● EXERCISE: Among the records that follow, count the lines with the string "функции"; report only that count.

● EXCERPTED DATA:

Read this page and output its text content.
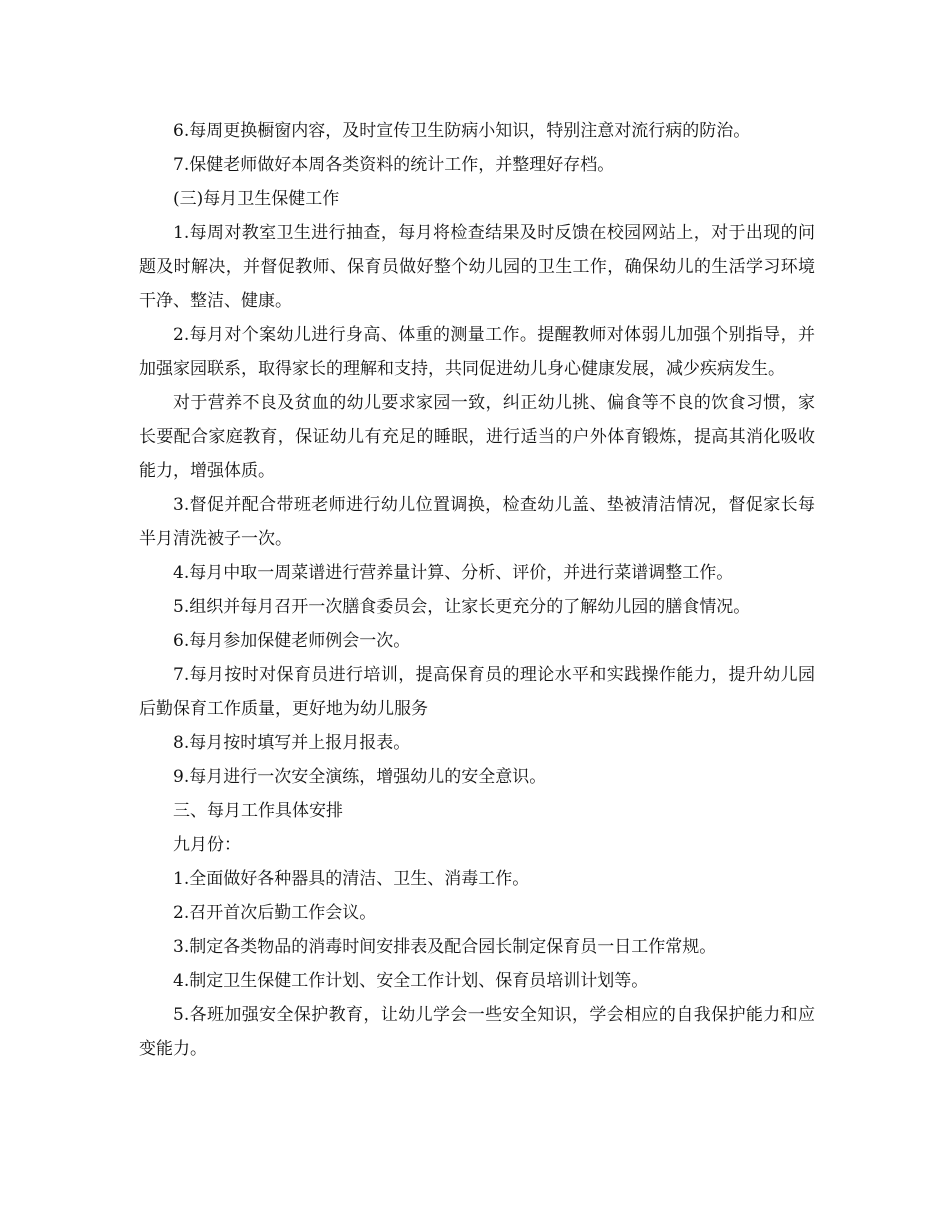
6.每周更换橱窗内容，及时宣传卫生防病小知识，特别注意对流行病的防治。

7.保健老师做好本周各类资料的统计工作，并整理好存档。

(三)每月卫生保健工作

1.每周对教室卫生进行抽查，每月将检查结果及时反馈在校园网站上，对于出现的问题及时解决，并督促教师、保育员做好整个幼儿园的卫生工作，确保幼儿的生活学习环境干净、整洁、健康。

2.每月对个案幼儿进行身高、体重的测量工作。提醒教师对体弱儿加强个别指导，并加强家园联系，取得家长的理解和支持，共同促进幼儿身心健康发展，减少疾病发生。

对于营养不良及贫血的幼儿要求家园一致，纠正幼儿挑、偏食等不良的饮食习惯，家长要配合家庭教育，保证幼儿有充足的睡眠，进行适当的户外体育锻炼，提高其消化吸收能力，增强体质。

3.督促并配合带班老师进行幼儿位置调换，检查幼儿盖、垫被清洁情况，督促家长每半月清洗被子一次。

4.每月中取一周菜谱进行营养量计算、分析、评价，并进行菜谱调整工作。

5.组织并每月召开一次膳食委员会，让家长更充分的了解幼儿园的膳食情况。

6.每月参加保健老师例会一次。

7.每月按时对保育员进行培训，提高保育员的理论水平和实践操作能力，提升幼儿园后勤保育工作质量，更好地为幼儿服务

8.每月按时填写并上报月报表。

9.每月进行一次安全演练，增强幼儿的安全意识。

三、每月工作具体安排

九月份：

1.全面做好各种器具的清洁、卫生、消毒工作。

2.召开首次后勤工作会议。

3.制定各类物品的消毒时间安排表及配合园长制定保育员一日工作常规。

4.制定卫生保健工作计划、安全工作计划、保育员培训计划等。

5.各班加强安全保护教育，让幼儿学会一些安全知识，学会相应的自我保护能力和应变能力。
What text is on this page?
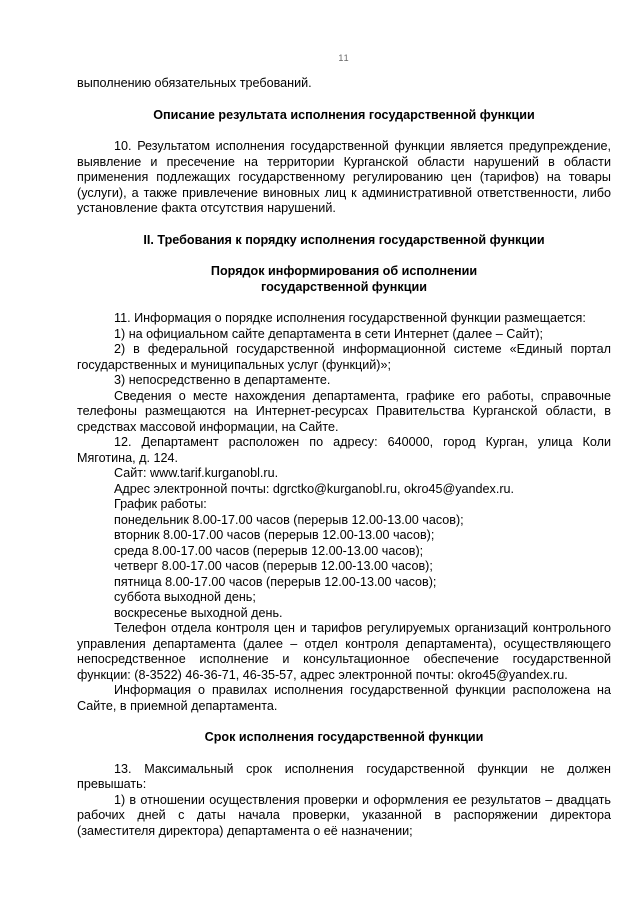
11

выполнению обязательных требований.

Описание результата исполнения государственной функции

10. Результатом исполнения государственной функции является предупреждение, выявление и пресечение на территории Курганской области нарушений в области применения подлежащих государственному регулированию цен (тарифов) на товары (услуги), а также привлечение виновных лиц к административной ответственности, либо установление факта отсутствия нарушений.

II. Требования к порядку исполнения государственной функции

Порядок информирования об исполнении

государственной функции

11. Информация о порядке исполнения государственной функции размещается:

1) на официальном сайте департамента в сети Интернет (далее – Сайт);

2) в федеральной государственной информационной системе «Единый портал государственных и муниципальных услуг (функций)»;

3) непосредственно в департаменте.

Сведения о месте нахождения департамента, графике его работы, справочные телефоны размещаются на Интернет-ресурсах Правительства Курганской области, в средствах массовой информации, на Сайте.

12. Департамент расположен по адресу: 640000, город Курган, улица Коли Мяготина, д. 124.

Сайт: www.tarif.kurganobl.ru.

Адрес электронной почты: dgrctko@kurganobl.ru, okro45@yandex.ru.

График работы:

понедельник 8.00-17.00 часов (перерыв 12.00-13.00 часов);

вторник 8.00-17.00 часов (перерыв 12.00-13.00 часов);

среда 8.00-17.00 часов (перерыв 12.00-13.00 часов);

четверг 8.00-17.00 часов (перерыв 12.00-13.00 часов);

пятница 8.00-17.00 часов (перерыв 12.00-13.00 часов);

суббота выходной день;

воскресенье выходной день.

Телефон отдела контроля цен и тарифов регулируемых организаций контрольного управления департамента (далее – отдел контроля департамента), осуществляющего непосредственное исполнение и консультационное обеспечение государственной функции: (8-3522) 46-36-71, 46-35-57, адрес электронной почты: okro45@yandex.ru.

Информация о правилах исполнения государственной функции расположена на Сайте, в приемной департамента.

Срок исполнения государственной функции

13. Максимальный срок исполнения государственной функции не должен превышать:

1) в отношении осуществления проверки и оформления ее результатов – двадцать рабочих дней с даты начала проверки, указанной в распоряжении директора (заместителя директора) департамента о её назначении;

● SOLVED EXERCISE: 9